_PROMPT_:
For the records below, give the count of lines holding the word "Platforms" and nothing more.

[Source data]

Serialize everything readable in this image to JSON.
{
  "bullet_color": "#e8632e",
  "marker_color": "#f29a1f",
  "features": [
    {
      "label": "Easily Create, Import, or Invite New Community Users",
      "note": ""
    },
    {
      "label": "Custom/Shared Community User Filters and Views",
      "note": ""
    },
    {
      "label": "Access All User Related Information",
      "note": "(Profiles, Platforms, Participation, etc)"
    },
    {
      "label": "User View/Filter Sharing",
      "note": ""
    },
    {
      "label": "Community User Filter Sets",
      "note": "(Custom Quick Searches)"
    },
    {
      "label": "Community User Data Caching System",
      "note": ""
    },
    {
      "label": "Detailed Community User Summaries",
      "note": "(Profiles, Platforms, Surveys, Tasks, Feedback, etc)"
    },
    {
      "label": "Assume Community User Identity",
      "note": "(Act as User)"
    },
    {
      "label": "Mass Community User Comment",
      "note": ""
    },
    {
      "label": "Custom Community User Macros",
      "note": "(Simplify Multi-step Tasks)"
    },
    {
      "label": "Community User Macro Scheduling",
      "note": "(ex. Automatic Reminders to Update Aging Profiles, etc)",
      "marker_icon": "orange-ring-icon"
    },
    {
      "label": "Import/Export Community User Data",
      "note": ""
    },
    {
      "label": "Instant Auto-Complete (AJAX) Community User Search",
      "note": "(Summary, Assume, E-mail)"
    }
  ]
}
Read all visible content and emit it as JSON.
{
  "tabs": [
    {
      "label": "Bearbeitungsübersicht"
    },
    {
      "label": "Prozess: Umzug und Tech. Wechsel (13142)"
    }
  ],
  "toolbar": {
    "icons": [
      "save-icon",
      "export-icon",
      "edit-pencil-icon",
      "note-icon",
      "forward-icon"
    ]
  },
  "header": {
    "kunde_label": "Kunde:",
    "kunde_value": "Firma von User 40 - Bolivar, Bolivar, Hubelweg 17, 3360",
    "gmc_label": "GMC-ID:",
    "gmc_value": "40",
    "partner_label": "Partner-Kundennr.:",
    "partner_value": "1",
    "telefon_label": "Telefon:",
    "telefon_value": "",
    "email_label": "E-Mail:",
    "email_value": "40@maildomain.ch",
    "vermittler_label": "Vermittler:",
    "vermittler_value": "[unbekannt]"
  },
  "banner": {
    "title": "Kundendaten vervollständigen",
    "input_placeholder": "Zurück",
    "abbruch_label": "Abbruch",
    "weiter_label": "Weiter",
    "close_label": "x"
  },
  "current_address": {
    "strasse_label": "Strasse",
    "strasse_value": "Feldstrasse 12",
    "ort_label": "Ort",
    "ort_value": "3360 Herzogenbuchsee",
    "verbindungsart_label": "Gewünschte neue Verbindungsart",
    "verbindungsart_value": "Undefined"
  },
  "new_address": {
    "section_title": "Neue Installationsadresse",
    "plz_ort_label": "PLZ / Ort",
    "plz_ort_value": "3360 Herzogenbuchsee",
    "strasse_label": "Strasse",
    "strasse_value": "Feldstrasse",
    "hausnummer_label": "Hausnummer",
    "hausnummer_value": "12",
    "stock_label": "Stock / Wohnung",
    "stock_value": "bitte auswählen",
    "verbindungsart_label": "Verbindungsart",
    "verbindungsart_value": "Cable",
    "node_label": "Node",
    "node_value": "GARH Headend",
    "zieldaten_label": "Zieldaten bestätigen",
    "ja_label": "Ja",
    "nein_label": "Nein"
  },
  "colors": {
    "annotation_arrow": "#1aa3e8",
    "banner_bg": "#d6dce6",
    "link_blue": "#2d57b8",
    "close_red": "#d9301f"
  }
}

_RESULT OF THIS TASK_:
2